Estes são alguns dos questionamentos que Maria Andréia Pereira dos Santos, de 49 anos, já ouviu quando teve de procurar por serviços de saúde, sejam eles públicos ou privados. Deficiente visual, a maior dificuldade dela é de ser atendida adequadamente sem precisar estar acompanhada de ninguém.
"Gente, eu não preciso que me levem lá, só me mostrar o rumo que eu tenho que tomar para chegar ao local", explica. O recado da dona de casa é dado na manhã do penúltimo dia de outubro, quando se comemora o Outubro Rosa, de prevenção ao câncer de mama, na recepção do Hospital de Amor, em Campo Grande.
Andréia nasceu com baixa visão e ficou assim até os 29 anos, quando entrou enxergando pouco e saiu sem ver nada de uma cirurgia. No pré-operatório, não detectaram a doença de stargardt como razão do fato dela não enxergar. "Se não, hoje eu poderia ser uma baixa visão e não cega total", comenta.

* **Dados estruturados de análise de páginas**
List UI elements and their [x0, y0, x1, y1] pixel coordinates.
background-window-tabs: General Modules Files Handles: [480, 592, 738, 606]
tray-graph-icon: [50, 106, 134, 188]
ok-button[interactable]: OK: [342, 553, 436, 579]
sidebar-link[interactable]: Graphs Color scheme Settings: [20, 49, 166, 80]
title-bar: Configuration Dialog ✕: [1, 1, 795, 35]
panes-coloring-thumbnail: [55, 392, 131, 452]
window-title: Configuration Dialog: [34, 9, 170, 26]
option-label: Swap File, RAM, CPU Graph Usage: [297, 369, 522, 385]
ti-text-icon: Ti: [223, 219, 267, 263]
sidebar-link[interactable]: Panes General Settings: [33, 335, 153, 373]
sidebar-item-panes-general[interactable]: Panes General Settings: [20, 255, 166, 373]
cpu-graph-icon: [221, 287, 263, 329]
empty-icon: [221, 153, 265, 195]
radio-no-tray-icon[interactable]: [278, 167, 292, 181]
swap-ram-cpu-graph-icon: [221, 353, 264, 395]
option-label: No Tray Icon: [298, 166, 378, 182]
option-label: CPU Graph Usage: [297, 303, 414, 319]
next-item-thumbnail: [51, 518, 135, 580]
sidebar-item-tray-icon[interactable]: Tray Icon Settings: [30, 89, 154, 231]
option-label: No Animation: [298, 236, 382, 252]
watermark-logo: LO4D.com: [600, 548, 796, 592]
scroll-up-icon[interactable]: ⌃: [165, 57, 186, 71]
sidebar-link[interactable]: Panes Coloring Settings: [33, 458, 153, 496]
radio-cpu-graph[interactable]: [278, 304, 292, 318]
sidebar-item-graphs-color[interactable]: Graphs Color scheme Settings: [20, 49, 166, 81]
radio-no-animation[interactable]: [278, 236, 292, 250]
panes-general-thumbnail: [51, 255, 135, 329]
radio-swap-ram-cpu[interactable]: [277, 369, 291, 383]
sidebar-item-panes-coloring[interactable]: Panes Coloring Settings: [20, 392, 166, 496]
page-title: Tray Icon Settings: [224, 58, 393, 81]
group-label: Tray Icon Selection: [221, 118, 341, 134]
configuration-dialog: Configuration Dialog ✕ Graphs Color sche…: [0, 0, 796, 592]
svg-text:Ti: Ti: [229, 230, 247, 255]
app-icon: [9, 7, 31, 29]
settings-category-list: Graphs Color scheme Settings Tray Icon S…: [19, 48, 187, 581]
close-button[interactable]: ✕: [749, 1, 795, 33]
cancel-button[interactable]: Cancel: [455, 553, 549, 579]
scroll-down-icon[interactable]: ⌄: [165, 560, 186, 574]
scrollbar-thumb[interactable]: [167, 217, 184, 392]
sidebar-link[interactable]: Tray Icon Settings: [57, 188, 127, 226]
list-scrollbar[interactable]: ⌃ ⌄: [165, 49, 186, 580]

* **QUESTÕES DE ESTUDO**
a – Segundo o texto sobre Maria Andréia, com quantos anos ela perdeu totalmente a visão?
b – Por favor, prossiga o texto sobre Maria Andréia a partir do ponto em que ele para.
Os registros são um material à parte, independente do texto.

* **GABARITO**
a – Aos 29 anos, depois de uma cirurgia.

b –
De volta ao que a levou ao hospital na manhã de hoje, Andréia explica que atendimento adequado nada mais é do que dar atenção. "Vou te indicar onde é certinho, é só dar atenção e não atender a gente de qualquer jeito".
Andréia faz parte da Associação dos Deficientes Visuais de Mato Grosso do Sul, que hoje, em comemoração ao Outubro Rosa, levou as mulheres para exames de mamografia e preventivo no Hospistal de Amor. Se acesso aos serviços de saúde já não é fácil, imagine para as mulheres deficientes?
"A mulher enfrenta dois tipos de fatores: primeiro o fato de ser mulher, depois o fato de ter deficiência. Chamamos isso de dupla vulnerabilidade", fala a diretora do Departamento de Empoderamento Feminino e Inclusão da Associação, Jerusa Ferreira.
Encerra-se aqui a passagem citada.